Sadly, the dominator model meaning perspectives that propel us into everyday speech very often if not always work at odds with the compassionate.   As it says in the handout, there are three kinds of communication that interfere with compassionate communication:  demands, language that obscures choice, and diagnoses and interpretations.  In the dominator model, every exchange is a demand.  Demands always obscure choice.  The dominator constantly diagnoses and interprets.  Gosh—

 

When I remember the first time I heard three interferences, I felt absolutely flummoxed.  As a teacher of English, what I did as a major part of my practice, as radical as I saw myself at the time, came in the form of all three.  I made demands of students by controlling the syllabus and the assignments.  I eliminated choice by making all this class structure incorrigible and the assignments unchangeable.   I interpreted and diagnosed when I graded their work and their attitudes.  Not only did these three horsemen of the dominator ride over compassionate communication, they trampled the ends principle and did damage to the moral sphere as well. 

 

When we make demands, we tell the recipient of those demands that her/his ends don't count, only the one embedded in my demand counts.  Even if we make that demand in the spirit of doing good for the other, we still violate the ends of the other.  In fact, it often happens that when someone tells some else, "I did it for your own good," as with parental figures to children, the speaker is explaining to the other why the speaker has done something to the other that the other would not have agreed to in the first place—something that the recipient feels has done harm.[133]  We touched on this idea when we reflected on the use of "please" and "thank you."

Aim of the exercise:
Answer these questions from the text on compassionate communication above:
1. Which three kinds of communication does the handout say interfere with compassionate communication?
2. How did the writer, as a teacher of English, make demands of students?
3. What does making demands tell the recipient?

Entries shown:
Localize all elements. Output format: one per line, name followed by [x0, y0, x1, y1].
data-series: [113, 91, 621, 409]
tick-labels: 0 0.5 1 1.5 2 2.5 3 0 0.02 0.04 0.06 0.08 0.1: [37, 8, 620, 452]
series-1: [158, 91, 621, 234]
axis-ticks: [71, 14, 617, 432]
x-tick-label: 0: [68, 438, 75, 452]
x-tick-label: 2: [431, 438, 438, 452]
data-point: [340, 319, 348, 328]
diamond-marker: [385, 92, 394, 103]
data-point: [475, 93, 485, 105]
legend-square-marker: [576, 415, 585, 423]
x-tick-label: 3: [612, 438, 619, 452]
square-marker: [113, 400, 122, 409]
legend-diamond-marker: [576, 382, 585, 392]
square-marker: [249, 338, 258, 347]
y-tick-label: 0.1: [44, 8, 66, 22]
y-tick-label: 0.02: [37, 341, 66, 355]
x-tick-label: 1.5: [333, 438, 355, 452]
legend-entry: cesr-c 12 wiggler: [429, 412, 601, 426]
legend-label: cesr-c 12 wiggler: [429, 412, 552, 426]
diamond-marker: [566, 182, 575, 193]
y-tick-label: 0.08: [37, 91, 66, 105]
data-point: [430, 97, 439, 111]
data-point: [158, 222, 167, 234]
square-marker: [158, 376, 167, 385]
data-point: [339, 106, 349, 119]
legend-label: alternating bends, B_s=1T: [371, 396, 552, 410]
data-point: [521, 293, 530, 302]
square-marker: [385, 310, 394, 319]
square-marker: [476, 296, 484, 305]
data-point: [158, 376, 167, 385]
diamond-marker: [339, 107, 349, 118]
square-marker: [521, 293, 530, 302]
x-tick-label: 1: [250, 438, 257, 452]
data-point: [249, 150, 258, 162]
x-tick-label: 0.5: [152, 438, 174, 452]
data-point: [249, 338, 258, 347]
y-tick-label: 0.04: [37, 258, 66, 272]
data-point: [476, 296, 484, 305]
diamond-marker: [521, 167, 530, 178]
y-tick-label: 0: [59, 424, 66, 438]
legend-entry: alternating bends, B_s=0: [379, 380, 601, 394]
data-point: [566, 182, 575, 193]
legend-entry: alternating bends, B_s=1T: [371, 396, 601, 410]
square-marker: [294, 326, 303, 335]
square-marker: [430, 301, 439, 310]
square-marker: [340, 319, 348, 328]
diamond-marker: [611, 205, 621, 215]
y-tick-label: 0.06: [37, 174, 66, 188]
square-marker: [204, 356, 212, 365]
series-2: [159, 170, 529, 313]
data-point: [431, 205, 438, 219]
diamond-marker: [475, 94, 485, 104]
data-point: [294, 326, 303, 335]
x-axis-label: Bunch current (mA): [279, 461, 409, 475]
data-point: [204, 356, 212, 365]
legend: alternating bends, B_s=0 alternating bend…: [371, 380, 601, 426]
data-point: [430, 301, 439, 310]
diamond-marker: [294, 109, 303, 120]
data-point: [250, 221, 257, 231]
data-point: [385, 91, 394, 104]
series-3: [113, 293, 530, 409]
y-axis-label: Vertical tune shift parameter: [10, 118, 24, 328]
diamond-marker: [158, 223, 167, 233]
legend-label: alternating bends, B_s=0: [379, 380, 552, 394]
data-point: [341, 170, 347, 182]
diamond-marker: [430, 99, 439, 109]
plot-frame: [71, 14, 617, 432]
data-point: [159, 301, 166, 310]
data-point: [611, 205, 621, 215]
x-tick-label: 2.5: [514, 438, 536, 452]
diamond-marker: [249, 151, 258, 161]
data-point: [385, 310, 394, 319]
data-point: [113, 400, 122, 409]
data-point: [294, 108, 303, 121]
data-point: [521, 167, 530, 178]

Response to this exercise:
1. Demands, language that obscures choice, and diagnoses and interpretations.
2. By controlling the syllabus and the assignments.
3. That her/his ends don't count; only the one embedded in the demand counts.